• Requirement
Copy every entry precisely.

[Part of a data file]
○ ○ ○ ○ ○

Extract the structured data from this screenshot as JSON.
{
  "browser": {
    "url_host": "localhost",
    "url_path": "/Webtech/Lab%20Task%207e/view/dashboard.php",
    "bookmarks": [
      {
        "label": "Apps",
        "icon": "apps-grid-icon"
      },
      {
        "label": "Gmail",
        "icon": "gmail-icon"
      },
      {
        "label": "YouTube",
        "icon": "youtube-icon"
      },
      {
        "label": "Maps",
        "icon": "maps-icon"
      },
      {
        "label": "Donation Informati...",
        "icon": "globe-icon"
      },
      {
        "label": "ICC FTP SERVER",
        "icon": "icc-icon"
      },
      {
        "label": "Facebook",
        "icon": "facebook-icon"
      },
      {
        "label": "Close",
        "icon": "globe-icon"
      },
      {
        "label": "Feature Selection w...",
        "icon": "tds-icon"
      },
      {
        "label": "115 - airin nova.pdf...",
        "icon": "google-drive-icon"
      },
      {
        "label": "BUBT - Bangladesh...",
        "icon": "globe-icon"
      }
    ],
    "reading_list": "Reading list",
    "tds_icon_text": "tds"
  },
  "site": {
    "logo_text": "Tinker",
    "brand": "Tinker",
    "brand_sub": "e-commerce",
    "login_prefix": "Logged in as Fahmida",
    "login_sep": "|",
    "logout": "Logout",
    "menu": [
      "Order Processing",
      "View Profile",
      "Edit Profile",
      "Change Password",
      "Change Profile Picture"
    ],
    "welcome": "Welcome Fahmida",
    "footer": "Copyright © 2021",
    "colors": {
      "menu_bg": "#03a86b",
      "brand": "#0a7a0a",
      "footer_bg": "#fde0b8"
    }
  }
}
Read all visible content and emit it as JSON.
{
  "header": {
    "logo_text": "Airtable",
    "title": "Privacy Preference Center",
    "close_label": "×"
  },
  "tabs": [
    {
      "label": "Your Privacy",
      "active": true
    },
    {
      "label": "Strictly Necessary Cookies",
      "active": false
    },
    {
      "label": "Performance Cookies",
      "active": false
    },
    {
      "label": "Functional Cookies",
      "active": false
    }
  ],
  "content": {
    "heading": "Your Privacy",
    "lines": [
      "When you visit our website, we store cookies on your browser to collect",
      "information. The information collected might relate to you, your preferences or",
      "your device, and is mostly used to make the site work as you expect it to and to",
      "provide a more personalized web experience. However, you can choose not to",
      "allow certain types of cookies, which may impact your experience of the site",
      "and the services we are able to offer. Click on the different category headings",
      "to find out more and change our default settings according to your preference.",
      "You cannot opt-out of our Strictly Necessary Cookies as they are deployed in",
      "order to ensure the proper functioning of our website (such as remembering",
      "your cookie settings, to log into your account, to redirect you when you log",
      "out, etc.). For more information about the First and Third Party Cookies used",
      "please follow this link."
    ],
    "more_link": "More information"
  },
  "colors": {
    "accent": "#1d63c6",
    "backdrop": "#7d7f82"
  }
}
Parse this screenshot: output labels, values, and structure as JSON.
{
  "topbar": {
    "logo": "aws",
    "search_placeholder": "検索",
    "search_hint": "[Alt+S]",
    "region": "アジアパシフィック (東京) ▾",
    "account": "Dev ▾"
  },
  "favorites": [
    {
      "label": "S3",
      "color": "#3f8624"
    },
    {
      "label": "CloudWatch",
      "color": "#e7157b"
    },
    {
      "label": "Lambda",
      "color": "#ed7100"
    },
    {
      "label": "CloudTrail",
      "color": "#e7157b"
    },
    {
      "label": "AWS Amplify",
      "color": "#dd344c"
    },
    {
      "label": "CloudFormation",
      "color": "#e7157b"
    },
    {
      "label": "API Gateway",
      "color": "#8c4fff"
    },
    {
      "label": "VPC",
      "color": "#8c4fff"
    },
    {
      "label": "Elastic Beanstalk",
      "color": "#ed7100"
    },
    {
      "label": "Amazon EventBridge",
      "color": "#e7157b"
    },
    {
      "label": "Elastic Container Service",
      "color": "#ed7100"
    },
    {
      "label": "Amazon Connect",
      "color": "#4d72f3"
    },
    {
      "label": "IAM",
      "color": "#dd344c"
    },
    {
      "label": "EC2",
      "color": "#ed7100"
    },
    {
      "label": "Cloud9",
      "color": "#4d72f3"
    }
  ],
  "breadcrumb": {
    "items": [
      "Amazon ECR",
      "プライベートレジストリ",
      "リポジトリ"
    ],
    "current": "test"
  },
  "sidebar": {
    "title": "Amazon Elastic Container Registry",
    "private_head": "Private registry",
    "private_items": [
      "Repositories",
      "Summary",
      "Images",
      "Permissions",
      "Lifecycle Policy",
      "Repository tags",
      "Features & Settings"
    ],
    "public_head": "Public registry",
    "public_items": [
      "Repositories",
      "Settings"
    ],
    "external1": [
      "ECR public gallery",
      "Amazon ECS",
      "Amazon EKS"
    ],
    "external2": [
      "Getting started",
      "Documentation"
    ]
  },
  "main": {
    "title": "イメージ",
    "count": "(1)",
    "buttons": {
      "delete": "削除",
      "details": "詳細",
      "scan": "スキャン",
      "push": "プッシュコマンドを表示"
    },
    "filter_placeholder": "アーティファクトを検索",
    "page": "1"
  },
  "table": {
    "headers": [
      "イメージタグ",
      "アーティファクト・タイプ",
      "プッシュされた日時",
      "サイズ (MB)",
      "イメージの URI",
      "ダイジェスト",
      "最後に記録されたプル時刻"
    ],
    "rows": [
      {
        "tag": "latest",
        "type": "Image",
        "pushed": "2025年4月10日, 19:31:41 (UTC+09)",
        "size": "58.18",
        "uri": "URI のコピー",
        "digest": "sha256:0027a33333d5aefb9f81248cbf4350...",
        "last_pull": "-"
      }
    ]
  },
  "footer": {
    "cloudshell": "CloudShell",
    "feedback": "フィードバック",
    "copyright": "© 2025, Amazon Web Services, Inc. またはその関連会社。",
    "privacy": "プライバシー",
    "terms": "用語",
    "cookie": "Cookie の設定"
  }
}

○ ○ ○ ○ ○

• Final answer
Extract the structured data from this screenshot as JSON.
{
  "browser": {
    "url_host": "localhost",
    "url_path": "/Webtech/Lab%20Task%207e/view/dashboard.php",
    "bookmarks": [
      {
        "label": "Apps",
        "icon": "apps-grid-icon"
      },
      {
        "label": "Gmail",
        "icon": "gmail-icon"
      },
      {
        "label": "YouTube",
        "icon": "youtube-icon"
      },
      {
        "label": "Maps",
        "icon": "maps-icon"
      },
      {
        "label": "Donation Informati...",
        "icon": "globe-icon"
      },
      {
        "label": "ICC FTP SERVER",
        "icon": "icc-icon"
      },
      {
        "label": "Facebook",
        "icon": "facebook-icon"
      },
      {
        "label": "Close",
        "icon": "globe-icon"
      },
      {
        "label": "Feature Selection w...",
        "icon": "tds-icon"
      },
      {
        "label": "115 - airin nova.pdf...",
        "icon": "google-drive-icon"
      },
      {
        "label": "BUBT - Bangladesh...",
        "icon": "globe-icon"
      }
    ],
    "reading_list": "Reading list",
    "tds_icon_text": "tds"
  },
  "site": {
    "logo_text": "Tinker",
    "brand": "Tinker",
    "brand_sub": "e-commerce",
    "login_prefix": "Logged in as Fahmida",
    "login_sep": "|",
    "logout": "Logout",
    "menu": [
      "Order Processing",
      "View Profile",
      "Edit Profile",
      "Change Password",
      "Change Profile Picture"
    ],
    "welcome": "Welcome Fahmida",
    "footer": "Copyright © 2021",
    "colors": {
      "menu_bg": "#03a86b",
      "brand": "#0a7a0a",
      "footer_bg": "#fde0b8"
    }
  }
}
Read all visible content and emit it as JSON.
{
  "header": {
    "logo_text": "Airtable",
    "title": "Privacy Preference Center",
    "close_label": "×"
  },
  "tabs": [
    {
      "label": "Your Privacy",
      "active": true
    },
    {
      "label": "Strictly Necessary Cookies",
      "active": false
    },
    {
      "label": "Performance Cookies",
      "active": false
    },
    {
      "label": "Functional Cookies",
      "active": false
    }
  ],
  "content": {
    "heading": "Your Privacy",
    "lines": [
      "When you visit our website, we store cookies on your browser to collect",
      "information. The information collected might relate to you, your preferences or",
      "your device, and is mostly used to make the site work as you expect it to and to",
      "provide a more personalized web experience. However, you can choose not to",
      "allow certain types of cookies, which may impact your experience of the site",
      "and the services we are able to offer. Click on the different category headings",
      "to find out more and change our default settings according to your preference.",
      "You cannot opt-out of our Strictly Necessary Cookies as they are deployed in",
      "order to ensure the proper functioning of our website (such as remembering",
      "your cookie settings, to log into your account, to redirect you when you log",
      "out, etc.). For more information about the First and Third Party Cookies used",
      "please follow this link."
    ],
    "more_link": "More information"
  },
  "colors": {
    "accent": "#1d63c6",
    "backdrop": "#7d7f82"
  }
}
Parse this screenshot: output labels, values, and structure as JSON.
{
  "topbar": {
    "logo": "aws",
    "search_placeholder": "検索",
    "search_hint": "[Alt+S]",
    "region": "アジアパシフィック (東京) ▾",
    "account": "Dev ▾"
  },
  "favorites": [
    {
      "label": "S3",
      "color": "#3f8624"
    },
    {
      "label": "CloudWatch",
      "color": "#e7157b"
    },
    {
      "label": "Lambda",
      "color": "#ed7100"
    },
    {
      "label": "CloudTrail",
      "color": "#e7157b"
    },
    {
      "label": "AWS Amplify",
      "color": "#dd344c"
    },
    {
      "label": "CloudFormation",
      "color": "#e7157b"
    },
    {
      "label": "API Gateway",
      "color": "#8c4fff"
    },
    {
      "label": "VPC",
      "color": "#8c4fff"
    },
    {
      "label": "Elastic Beanstalk",
      "color": "#ed7100"
    },
    {
      "label": "Amazon EventBridge",
      "color": "#e7157b"
    },
    {
      "label": "Elastic Container Service",
      "color": "#ed7100"
    },
    {
      "label": "Amazon Connect",
      "color": "#4d72f3"
    },
    {
      "label": "IAM",
      "color": "#dd344c"
    },
    {
      "label": "EC2",
      "color": "#ed7100"
    },
    {
      "label": "Cloud9",
      "color": "#4d72f3"
    }
  ],
  "breadcrumb": {
    "items": [
      "Amazon ECR",
      "プライベートレジストリ",
      "リポジトリ"
    ],
    "current": "test"
  },
  "sidebar": {
    "title": "Amazon Elastic Container Registry",
    "private_head": "Private registry",
    "private_items": [
      "Repositories",
      "Summary",
      "Images",
      "Permissions",
      "Lifecycle Policy",
      "Repository tags",
      "Features & Settings"
    ],
    "public_head": "Public registry",
    "public_items": [
      "Repositories",
      "Settings"
    ],
    "external1": [
      "ECR public gallery",
      "Amazon ECS",
      "Amazon EKS"
    ],
    "external2": [
      "Getting started",
      "Documentation"
    ]
  },
  "main": {
    "title": "イメージ",
    "count": "(1)",
    "buttons": {
      "delete": "削除",
      "details": "詳細",
      "scan": "スキャン",
      "push": "プッシュコマンドを表示"
    },
    "filter_placeholder": "アーティファクトを検索",
    "page": "1"
  },
  "table": {
    "headers": [
      "イメージタグ",
      "アーティファクト・タイプ",
      "プッシュされた日時",
      "サイズ (MB)",
      "イメージの URI",
      "ダイジェスト",
      "最後に記録されたプル時刻"
    ],
    "rows": [
      {
        "tag": "latest",
        "type": "Image",
        "pushed": "2025年4月10日, 19:31:41 (UTC+09)",
        "size": "58.18",
        "uri": "URI のコピー",
        "digest": "sha256:0027a33333d5aefb9f81248cbf4350...",
        "last_pull": "-"
      }
    ]
  },
  "footer": {
    "cloudshell": "CloudShell",
    "feedback": "フィードバック",
    "copyright": "© 2025, Amazon Web Services, Inc. またはその関連会社。",
    "privacy": "プライバシー",
    "terms": "用語",
    "cookie": "Cookie の設定"
  }
}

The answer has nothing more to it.